## [INSTRUCTION]
Nothing may be dropped or altered: reproduce all the data.
--------------------
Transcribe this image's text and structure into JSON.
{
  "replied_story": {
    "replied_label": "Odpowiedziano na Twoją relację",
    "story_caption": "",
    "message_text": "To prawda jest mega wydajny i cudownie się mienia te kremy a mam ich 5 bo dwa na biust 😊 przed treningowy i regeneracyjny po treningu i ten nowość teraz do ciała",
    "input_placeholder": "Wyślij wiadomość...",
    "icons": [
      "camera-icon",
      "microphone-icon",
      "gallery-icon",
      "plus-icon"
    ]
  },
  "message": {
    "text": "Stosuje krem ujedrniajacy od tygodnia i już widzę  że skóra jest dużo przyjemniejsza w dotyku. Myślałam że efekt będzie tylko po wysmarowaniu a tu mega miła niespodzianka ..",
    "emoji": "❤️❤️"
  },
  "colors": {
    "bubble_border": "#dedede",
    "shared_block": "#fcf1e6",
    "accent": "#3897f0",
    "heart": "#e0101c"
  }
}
--------------------
## [ANSWER TO THIS PROBLEM]
Transcribe this image's text and structure into JSON.
{
  "replied_story": {
    "replied_label": "Odpowiedziano na Twoją relację",
    "story_caption": "",
    "message_text": "To prawda jest mega wydajny i cudownie się mienia te kremy a mam ich 5 bo dwa na biust 😊 przed treningowy i regeneracyjny po treningu i ten nowość teraz do ciała",
    "input_placeholder": "Wyślij wiadomość...",
    "icons": [
      "camera-icon",
      "microphone-icon",
      "gallery-icon",
      "plus-icon"
    ]
  },
  "message": {
    "text": "Stosuje krem ujedrniajacy od tygodnia i już widzę  że skóra jest dużo przyjemniejsza w dotyku. Myślałam że efekt będzie tylko po wysmarowaniu a tu mega miła niespodzianka ..",
    "emoji": "❤️❤️"
  },
  "colors": {
    "bubble_border": "#dedede",
    "shared_block": "#fcf1e6",
    "accent": "#3897f0",
    "heart": "#e0101c"
  }
}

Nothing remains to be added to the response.